> _What you have to do_:
From the entries below, extract every line that includes the word "Photometric".

#### Entries shown ####

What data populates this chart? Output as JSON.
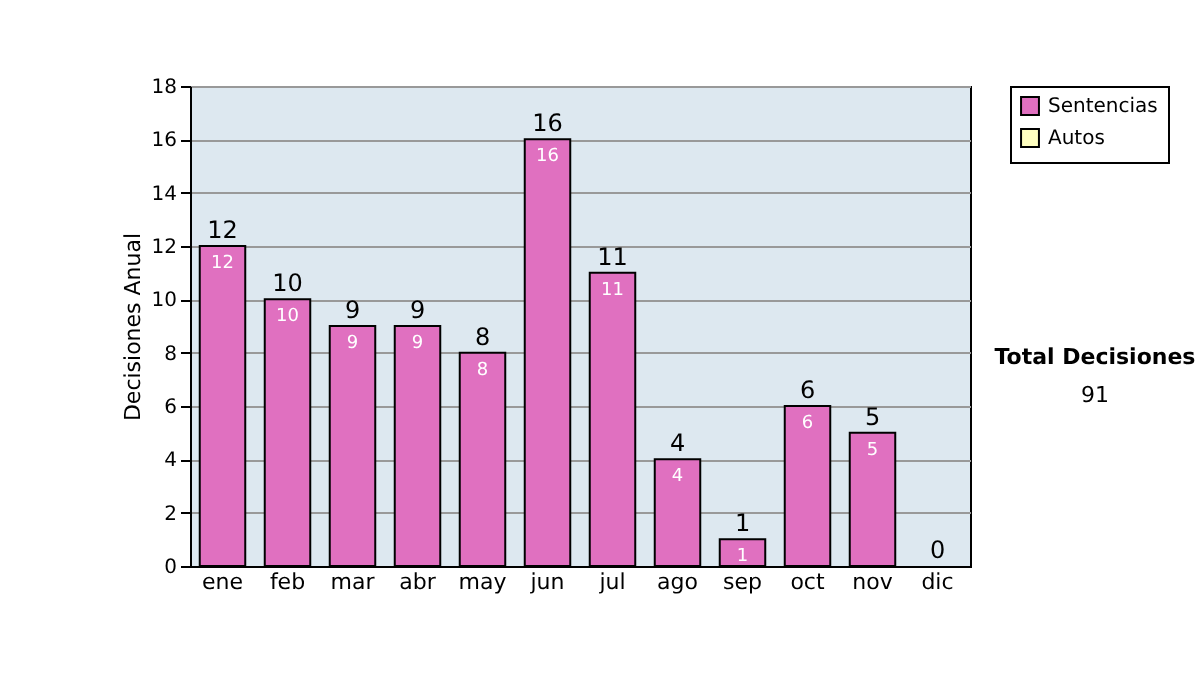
{
  "chart_data": {
    "type": "bar",
    "stacked": true,
    "ylabel": "Decisiones Anual",
    "categories": [
      "ene",
      "feb",
      "mar",
      "abr",
      "may",
      "jun",
      "jul",
      "ago",
      "sep",
      "oct",
      "nov",
      "dic"
    ],
    "series": [
      {
        "name": "Sentencias",
        "color": "#e070c0",
        "values": [
          12,
          10,
          9,
          9,
          8,
          16,
          11,
          4,
          1,
          6,
          5,
          0
        ],
        "value_labels": [
          "12",
          "10",
          "9",
          "9",
          "8",
          "16",
          "11",
          "4",
          "1",
          "6",
          "5",
          null
        ]
      },
      {
        "name": "Autos",
        "color": "#ffffc0",
        "values": [
          0,
          0,
          0,
          0,
          0,
          0,
          0,
          0,
          0,
          0,
          0,
          0
        ]
      }
    ],
    "totals": [
      "12",
      "10",
      "9",
      "9",
      "8",
      "16",
      "11",
      "4",
      "1",
      "6",
      "5",
      "0"
    ],
    "ylim": [
      0,
      18
    ],
    "yticks": [
      0,
      2,
      4,
      6,
      8,
      10,
      12,
      14,
      16,
      18
    ],
    "grid": "y",
    "legend": "right",
    "annotations": [
      "Total Decisiones",
      "91"
    ]
  }
}
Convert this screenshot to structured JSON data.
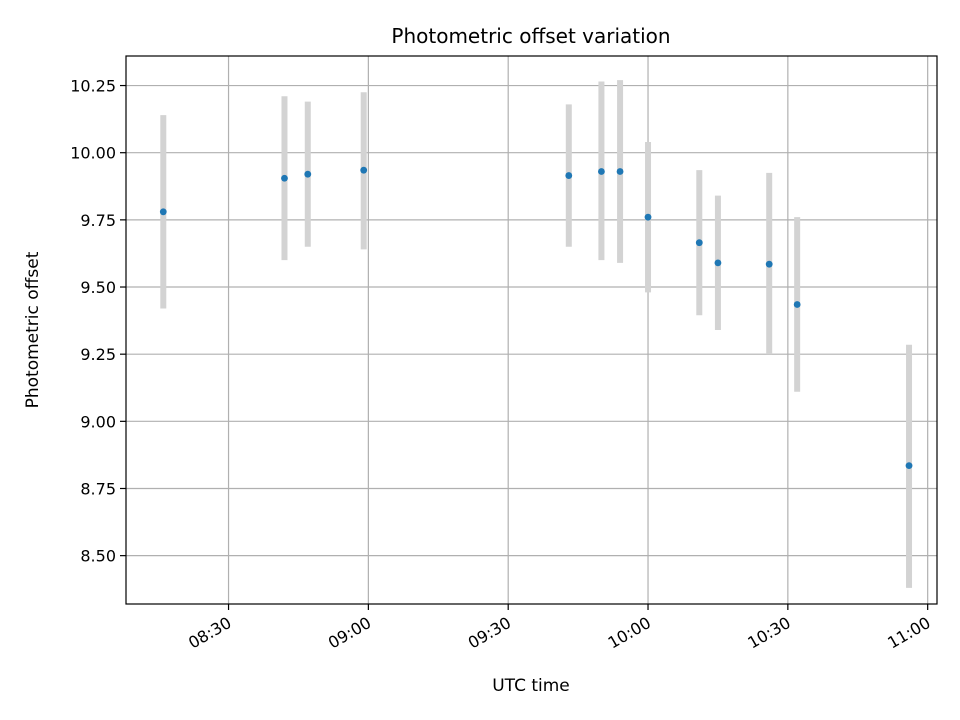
{
  "chart_data": {
    "type": "scatter",
    "title": "Photometric offset variation",
    "xlabel": "UTC time",
    "ylabel": "Photometric offset",
    "x_axis_kind": "time",
    "xlim": [
      "08:08",
      "11:02"
    ],
    "ylim": [
      8.32,
      10.36
    ],
    "x_ticks": [
      "08:30",
      "09:00",
      "09:30",
      "10:00",
      "10:30",
      "11:00"
    ],
    "y_ticks": [
      "8.50",
      "8.75",
      "9.00",
      "9.25",
      "9.50",
      "9.75",
      "10.00",
      "10.25"
    ],
    "grid": true,
    "colors": {
      "point": "#1f77b4",
      "errorbar": "#d3d3d3",
      "grid": "#b0b0b0"
    },
    "points": [
      {
        "time": "08:16",
        "value": 9.78,
        "lower": 9.42,
        "upper": 10.14
      },
      {
        "time": "08:42",
        "value": 9.905,
        "lower": 9.6,
        "upper": 10.21
      },
      {
        "time": "08:47",
        "value": 9.92,
        "lower": 9.65,
        "upper": 10.19
      },
      {
        "time": "08:59",
        "value": 9.935,
        "lower": 9.64,
        "upper": 10.225
      },
      {
        "time": "09:43",
        "value": 9.915,
        "lower": 9.65,
        "upper": 10.18
      },
      {
        "time": "09:50",
        "value": 9.93,
        "lower": 9.6,
        "upper": 10.265
      },
      {
        "time": "09:54",
        "value": 9.93,
        "lower": 9.59,
        "upper": 10.27
      },
      {
        "time": "10:00",
        "value": 9.76,
        "lower": 9.48,
        "upper": 10.04
      },
      {
        "time": "10:11",
        "value": 9.665,
        "lower": 9.395,
        "upper": 9.935
      },
      {
        "time": "10:15",
        "value": 9.59,
        "lower": 9.34,
        "upper": 9.84
      },
      {
        "time": "10:26",
        "value": 9.585,
        "lower": 9.25,
        "upper": 9.925
      },
      {
        "time": "10:32",
        "value": 9.435,
        "lower": 9.11,
        "upper": 9.76
      },
      {
        "time": "10:56",
        "value": 8.835,
        "lower": 8.38,
        "upper": 9.285
      }
    ]
  }
}
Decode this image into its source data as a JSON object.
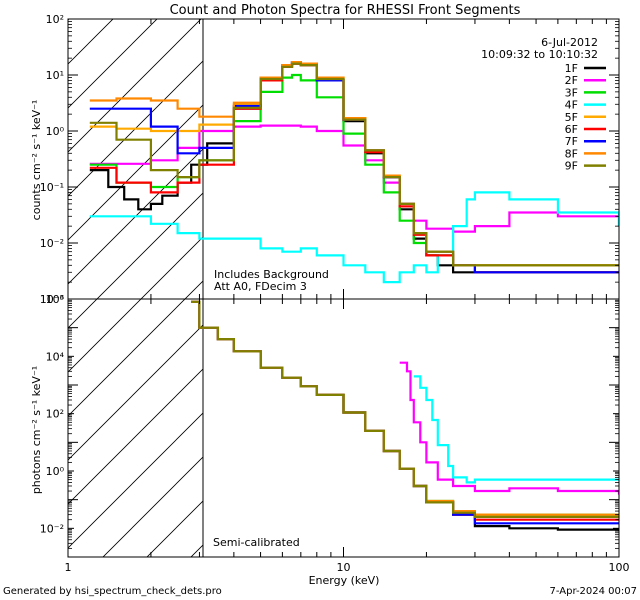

####

> _Result of this task_:
    "title": "Photometric offset variation",
    "ylabel": "Photometric offset",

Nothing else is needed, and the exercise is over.